TO BE DONE:
In the material below, the lines containing the word "formal" are required; copy each of them.

Extracted data entries:
* Begin *

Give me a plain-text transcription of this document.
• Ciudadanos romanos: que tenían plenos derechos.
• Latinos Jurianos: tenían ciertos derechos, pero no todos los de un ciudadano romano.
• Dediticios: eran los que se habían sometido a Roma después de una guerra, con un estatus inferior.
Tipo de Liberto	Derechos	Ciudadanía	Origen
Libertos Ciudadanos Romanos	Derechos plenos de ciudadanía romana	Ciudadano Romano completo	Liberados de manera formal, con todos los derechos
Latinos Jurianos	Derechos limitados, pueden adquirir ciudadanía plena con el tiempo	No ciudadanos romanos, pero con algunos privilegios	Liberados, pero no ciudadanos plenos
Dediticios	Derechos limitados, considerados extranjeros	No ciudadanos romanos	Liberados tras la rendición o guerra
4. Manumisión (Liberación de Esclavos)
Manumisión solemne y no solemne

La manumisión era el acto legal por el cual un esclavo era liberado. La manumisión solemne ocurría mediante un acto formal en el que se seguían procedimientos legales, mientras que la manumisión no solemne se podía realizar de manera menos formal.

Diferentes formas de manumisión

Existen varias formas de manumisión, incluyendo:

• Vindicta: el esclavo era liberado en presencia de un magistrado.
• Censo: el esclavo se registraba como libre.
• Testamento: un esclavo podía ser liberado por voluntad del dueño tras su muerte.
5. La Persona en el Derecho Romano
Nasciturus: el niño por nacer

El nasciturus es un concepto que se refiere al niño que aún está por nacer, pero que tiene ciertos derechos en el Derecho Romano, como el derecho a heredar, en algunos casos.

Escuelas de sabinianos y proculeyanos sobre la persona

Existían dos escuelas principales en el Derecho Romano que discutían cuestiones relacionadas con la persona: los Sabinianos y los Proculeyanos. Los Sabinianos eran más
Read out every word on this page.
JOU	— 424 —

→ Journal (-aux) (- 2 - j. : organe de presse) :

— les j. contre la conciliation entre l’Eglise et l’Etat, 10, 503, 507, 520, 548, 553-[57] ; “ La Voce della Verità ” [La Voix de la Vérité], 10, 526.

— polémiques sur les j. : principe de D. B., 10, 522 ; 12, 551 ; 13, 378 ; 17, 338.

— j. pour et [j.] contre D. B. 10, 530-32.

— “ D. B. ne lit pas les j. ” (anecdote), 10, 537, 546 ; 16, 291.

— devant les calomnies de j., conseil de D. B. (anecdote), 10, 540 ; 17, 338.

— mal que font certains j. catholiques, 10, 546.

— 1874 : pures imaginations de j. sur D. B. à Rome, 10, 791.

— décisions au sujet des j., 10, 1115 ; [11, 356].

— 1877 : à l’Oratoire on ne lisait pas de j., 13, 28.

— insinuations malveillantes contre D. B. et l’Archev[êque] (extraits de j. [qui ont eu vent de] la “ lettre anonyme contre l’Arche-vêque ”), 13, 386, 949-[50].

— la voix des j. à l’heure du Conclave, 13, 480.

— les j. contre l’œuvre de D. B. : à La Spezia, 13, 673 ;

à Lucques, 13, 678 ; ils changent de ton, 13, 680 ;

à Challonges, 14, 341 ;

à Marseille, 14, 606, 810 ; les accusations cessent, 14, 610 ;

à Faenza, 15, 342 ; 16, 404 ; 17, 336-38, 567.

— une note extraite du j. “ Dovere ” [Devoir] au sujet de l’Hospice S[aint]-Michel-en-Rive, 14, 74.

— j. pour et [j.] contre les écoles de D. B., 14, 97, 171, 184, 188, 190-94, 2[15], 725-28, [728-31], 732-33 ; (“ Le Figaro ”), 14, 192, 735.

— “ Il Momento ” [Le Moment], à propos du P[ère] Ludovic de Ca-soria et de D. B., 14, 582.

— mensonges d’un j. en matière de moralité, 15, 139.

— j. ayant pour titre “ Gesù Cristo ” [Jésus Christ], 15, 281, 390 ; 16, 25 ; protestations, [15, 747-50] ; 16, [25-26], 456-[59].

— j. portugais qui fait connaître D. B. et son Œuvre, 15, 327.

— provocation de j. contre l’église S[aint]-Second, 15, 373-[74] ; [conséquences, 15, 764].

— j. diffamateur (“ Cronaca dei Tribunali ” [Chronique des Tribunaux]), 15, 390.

* End *

EXERCISE RESPONSE:
Libertos Ciudadanos Romanos	Derechos plenos de ciudadanía romana	Ciudadano Romano completo	Liberados de manera formal, con todos los derechos
La manumisión era el acto legal por el cual un esclavo era liberado. La manumisión solemne ocurría mediante un acto formal en el que se seguían procedimientos legales, mientras que la manumisión no solemne se podía realizar de manera menos formal.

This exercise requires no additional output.